## [DIRECTIONS FOR THIS TASK]
Present the following data again exactly as it is shown.

## [Dataset entries on figures]

_ _ _ _

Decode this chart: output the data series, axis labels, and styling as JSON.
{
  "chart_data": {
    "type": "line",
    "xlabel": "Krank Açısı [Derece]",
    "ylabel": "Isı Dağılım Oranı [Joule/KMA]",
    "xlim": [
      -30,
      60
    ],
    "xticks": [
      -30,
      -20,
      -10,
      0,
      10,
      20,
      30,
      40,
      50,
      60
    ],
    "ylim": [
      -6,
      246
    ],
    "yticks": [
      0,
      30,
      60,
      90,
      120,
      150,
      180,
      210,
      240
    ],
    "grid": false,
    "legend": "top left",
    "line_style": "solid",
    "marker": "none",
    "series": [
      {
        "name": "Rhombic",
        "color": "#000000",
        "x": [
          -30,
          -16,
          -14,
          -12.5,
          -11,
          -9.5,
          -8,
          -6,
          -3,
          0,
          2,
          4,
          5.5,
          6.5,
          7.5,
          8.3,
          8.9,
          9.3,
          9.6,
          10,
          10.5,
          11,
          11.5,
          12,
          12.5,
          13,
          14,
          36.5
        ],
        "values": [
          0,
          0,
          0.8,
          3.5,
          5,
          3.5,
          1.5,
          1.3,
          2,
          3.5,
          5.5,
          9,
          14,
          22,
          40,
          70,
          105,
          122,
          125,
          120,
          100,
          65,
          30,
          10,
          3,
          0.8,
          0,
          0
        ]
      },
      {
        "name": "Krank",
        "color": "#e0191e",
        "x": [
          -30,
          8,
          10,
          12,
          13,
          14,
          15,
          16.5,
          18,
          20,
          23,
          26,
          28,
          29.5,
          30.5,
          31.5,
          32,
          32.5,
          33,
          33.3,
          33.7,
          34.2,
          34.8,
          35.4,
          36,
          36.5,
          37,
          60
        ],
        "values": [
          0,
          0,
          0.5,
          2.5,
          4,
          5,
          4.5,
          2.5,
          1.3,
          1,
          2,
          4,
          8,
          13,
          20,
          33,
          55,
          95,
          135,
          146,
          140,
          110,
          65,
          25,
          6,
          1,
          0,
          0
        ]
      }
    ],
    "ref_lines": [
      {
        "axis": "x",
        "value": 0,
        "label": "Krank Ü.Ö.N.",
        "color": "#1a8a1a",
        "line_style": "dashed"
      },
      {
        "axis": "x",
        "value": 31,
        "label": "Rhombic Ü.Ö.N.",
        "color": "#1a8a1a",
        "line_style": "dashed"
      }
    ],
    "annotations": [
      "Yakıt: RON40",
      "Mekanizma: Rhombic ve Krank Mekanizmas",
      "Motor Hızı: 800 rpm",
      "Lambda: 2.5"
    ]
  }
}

_ _ _ _

## [ANSWER TO THIS EXERCISE]
Decode this chart: output the data series, axis labels, and styling as JSON.
{
  "chart_data": {
    "type": "line",
    "xlabel": "Krank Açısı [Derece]",
    "ylabel": "Isı Dağılım Oranı [Joule/KMA]",
    "xlim": [
      -30,
      60
    ],
    "xticks": [
      -30,
      -20,
      -10,
      0,
      10,
      20,
      30,
      40,
      50,
      60
    ],
    "ylim": [
      -6,
      246
    ],
    "yticks": [
      0,
      30,
      60,
      90,
      120,
      150,
      180,
      210,
      240
    ],
    "grid": false,
    "legend": "top left",
    "line_style": "solid",
    "marker": "none",
    "series": [
      {
        "name": "Rhombic",
        "color": "#000000",
        "x": [
          -30,
          -16,
          -14,
          -12.5,
          -11,
          -9.5,
          -8,
          -6,
          -3,
          0,
          2,
          4,
          5.5,
          6.5,
          7.5,
          8.3,
          8.9,
          9.3,
          9.6,
          10,
          10.5,
          11,
          11.5,
          12,
          12.5,
          13,
          14,
          36.5
        ],
        "values": [
          0,
          0,
          0.8,
          3.5,
          5,
          3.5,
          1.5,
          1.3,
          2,
          3.5,
          5.5,
          9,
          14,
          22,
          40,
          70,
          105,
          122,
          125,
          120,
          100,
          65,
          30,
          10,
          3,
          0.8,
          0,
          0
        ]
      },
      {
        "name": "Krank",
        "color": "#e0191e",
        "x": [
          -30,
          8,
          10,
          12,
          13,
          14,
          15,
          16.5,
          18,
          20,
          23,
          26,
          28,
          29.5,
          30.5,
          31.5,
          32,
          32.5,
          33,
          33.3,
          33.7,
          34.2,
          34.8,
          35.4,
          36,
          36.5,
          37,
          60
        ],
        "values": [
          0,
          0,
          0.5,
          2.5,
          4,
          5,
          4.5,
          2.5,
          1.3,
          1,
          2,
          4,
          8,
          13,
          20,
          33,
          55,
          95,
          135,
          146,
          140,
          110,
          65,
          25,
          6,
          1,
          0,
          0
        ]
      }
    ],
    "ref_lines": [
      {
        "axis": "x",
        "value": 0,
        "label": "Krank Ü.Ö.N.",
        "color": "#1a8a1a",
        "line_style": "dashed"
      },
      {
        "axis": "x",
        "value": 31,
        "label": "Rhombic Ü.Ö.N.",
        "color": "#1a8a1a",
        "line_style": "dashed"
      }
    ],
    "annotations": [
      "Yakıt: RON40",
      "Mekanizma: Rhombic ve Krank Mekanizmas",
      "Motor Hızı: 800 rpm",
      "Lambda: 2.5"
    ]
  }
}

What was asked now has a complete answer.